(Items from a dataset)
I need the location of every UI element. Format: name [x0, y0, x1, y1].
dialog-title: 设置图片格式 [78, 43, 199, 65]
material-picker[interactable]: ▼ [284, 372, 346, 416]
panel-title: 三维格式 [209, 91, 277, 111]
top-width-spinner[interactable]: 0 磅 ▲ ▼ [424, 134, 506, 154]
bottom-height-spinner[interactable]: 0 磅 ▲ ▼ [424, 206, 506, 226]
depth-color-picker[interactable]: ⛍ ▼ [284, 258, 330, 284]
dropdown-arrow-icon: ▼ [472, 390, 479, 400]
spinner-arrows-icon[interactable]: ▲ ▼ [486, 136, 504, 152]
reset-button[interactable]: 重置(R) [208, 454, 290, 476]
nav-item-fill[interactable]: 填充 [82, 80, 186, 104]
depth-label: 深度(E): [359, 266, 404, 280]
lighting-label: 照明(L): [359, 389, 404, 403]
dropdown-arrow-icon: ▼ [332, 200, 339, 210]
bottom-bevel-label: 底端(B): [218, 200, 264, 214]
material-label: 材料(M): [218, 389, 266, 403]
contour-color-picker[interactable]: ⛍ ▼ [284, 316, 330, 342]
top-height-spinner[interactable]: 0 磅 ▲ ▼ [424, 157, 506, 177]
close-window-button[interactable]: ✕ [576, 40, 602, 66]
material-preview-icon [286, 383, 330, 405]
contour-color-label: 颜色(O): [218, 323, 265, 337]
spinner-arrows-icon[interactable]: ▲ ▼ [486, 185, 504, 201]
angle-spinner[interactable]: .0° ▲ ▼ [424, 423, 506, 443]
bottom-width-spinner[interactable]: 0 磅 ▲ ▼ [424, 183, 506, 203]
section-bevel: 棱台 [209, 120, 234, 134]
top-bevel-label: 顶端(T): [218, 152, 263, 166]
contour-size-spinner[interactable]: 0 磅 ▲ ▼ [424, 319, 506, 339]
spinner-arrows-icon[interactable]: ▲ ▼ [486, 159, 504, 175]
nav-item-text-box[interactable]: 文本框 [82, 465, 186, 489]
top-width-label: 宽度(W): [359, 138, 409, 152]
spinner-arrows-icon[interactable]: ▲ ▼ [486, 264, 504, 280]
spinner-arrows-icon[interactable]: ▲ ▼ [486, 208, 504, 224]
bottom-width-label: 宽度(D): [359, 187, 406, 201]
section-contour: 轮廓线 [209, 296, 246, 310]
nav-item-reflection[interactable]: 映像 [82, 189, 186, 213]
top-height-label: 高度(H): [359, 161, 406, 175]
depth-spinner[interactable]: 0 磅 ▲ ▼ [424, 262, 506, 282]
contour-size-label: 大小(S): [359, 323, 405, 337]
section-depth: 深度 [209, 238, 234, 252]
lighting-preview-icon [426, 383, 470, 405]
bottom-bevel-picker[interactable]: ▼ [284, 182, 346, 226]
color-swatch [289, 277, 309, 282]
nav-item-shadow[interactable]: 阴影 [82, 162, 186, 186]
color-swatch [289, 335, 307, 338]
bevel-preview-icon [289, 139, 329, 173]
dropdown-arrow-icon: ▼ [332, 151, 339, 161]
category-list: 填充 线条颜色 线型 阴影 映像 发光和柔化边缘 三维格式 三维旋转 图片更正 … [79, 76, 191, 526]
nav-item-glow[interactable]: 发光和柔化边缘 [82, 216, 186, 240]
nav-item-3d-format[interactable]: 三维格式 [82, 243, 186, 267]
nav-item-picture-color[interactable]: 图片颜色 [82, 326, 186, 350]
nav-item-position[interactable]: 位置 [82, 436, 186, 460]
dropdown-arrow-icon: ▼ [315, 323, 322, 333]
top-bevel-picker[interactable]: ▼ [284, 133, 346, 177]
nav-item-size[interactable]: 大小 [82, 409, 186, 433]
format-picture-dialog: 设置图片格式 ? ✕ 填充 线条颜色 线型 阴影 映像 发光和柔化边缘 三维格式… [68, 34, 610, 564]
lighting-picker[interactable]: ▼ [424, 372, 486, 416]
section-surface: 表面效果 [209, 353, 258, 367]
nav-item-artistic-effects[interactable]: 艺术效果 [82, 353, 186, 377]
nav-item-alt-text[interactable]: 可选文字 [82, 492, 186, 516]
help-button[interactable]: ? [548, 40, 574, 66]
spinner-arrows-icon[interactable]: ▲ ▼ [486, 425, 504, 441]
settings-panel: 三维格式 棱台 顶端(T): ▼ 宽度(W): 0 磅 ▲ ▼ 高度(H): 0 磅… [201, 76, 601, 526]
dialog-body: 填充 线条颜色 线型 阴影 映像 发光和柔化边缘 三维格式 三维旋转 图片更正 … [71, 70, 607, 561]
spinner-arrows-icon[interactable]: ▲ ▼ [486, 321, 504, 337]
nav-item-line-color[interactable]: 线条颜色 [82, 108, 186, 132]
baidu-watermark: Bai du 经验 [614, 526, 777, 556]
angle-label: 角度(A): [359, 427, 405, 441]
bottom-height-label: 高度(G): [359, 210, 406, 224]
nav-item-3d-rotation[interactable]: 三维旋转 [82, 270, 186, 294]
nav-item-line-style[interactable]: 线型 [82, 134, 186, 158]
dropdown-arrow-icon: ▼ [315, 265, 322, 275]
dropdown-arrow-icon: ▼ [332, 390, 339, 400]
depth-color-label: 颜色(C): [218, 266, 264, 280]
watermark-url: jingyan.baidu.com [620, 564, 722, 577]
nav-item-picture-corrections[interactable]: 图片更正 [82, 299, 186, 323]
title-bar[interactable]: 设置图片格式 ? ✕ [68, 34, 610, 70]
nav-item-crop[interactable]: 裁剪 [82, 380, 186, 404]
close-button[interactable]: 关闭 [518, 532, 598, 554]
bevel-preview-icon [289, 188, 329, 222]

The problem
Please recast the listing as a numbered list, from its first line up to and including the line with "top-height-label: 高度(H): [359, 161, 406, 175]". Leave out any blank lines.

Answer to the exercise
1. I need the location of every UI element. Format: name [x0, y0, x1, y1].
2. dialog-title: 设置图片格式 [78, 43, 199, 65]
3. material-picker[interactable]: ▼ [284, 372, 346, 416]
4. panel-title: 三维格式 [209, 91, 277, 111]
5. top-width-spinner[interactable]: 0 磅 ▲ ▼ [424, 134, 506, 154]
6. bottom-height-spinner[interactable]: 0 磅 ▲ ▼ [424, 206, 506, 226]
7. depth-color-picker[interactable]: ⛍ ▼ [284, 258, 330, 284]
8. dropdown-arrow-icon: ▼ [472, 390, 479, 400]
9. spinner-arrows-icon[interactable]: ▲ ▼ [486, 136, 504, 152]
10. reset-button[interactable]: 重置(R) [208, 454, 290, 476]
11. nav-item-fill[interactable]: 填充 [82, 80, 186, 104]
12. depth-label: 深度(E): [359, 266, 404, 280]
13. lighting-label: 照明(L): [359, 389, 404, 403]
14. dropdown-arrow-icon: ▼ [332, 200, 339, 210]
15. bottom-bevel-label: 底端(B): [218, 200, 264, 214]
16. material-label: 材料(M): [218, 389, 266, 403]
17. contour-color-picker[interactable]: ⛍ ▼ [284, 316, 330, 342]
18. top-height-spinner[interactable]: 0 磅 ▲ ▼ [424, 157, 506, 177]
19. close-window-button[interactable]: ✕ [576, 40, 602, 66]
20. material-preview-icon [286, 383, 330, 405]
21. contour-color-label: 颜色(O): [218, 323, 265, 337]
22. spinner-arrows-icon[interactable]: ▲ ▼ [486, 185, 504, 201]
23. angle-spinner[interactable]: .0° ▲ ▼ [424, 423, 506, 443]
24. bottom-width-spinner[interactable]: 0 磅 ▲ ▼ [424, 183, 506, 203]
25. section-bevel: 棱台 [209, 120, 234, 134]
26. top-bevel-label: 顶端(T): [218, 152, 263, 166]
27. contour-size-spinner[interactable]: 0 磅 ▲ ▼ [424, 319, 506, 339]
28. spinner-arrows-icon[interactable]: ▲ ▼ [486, 159, 504, 175]
29. nav-item-text-box[interactable]: 文本框 [82, 465, 186, 489]
30. top-width-label: 宽度(W): [359, 138, 409, 152]
31. spinner-arrows-icon[interactable]: ▲ ▼ [486, 264, 504, 280]
32. spinner-arrows-icon[interactable]: ▲ ▼ [486, 208, 504, 224]
33. bottom-width-label: 宽度(D): [359, 187, 406, 201]
34. section-contour: 轮廓线 [209, 296, 246, 310]
35. nav-item-reflection[interactable]: 映像 [82, 189, 186, 213]
36. top-height-label: 高度(H): [359, 161, 406, 175]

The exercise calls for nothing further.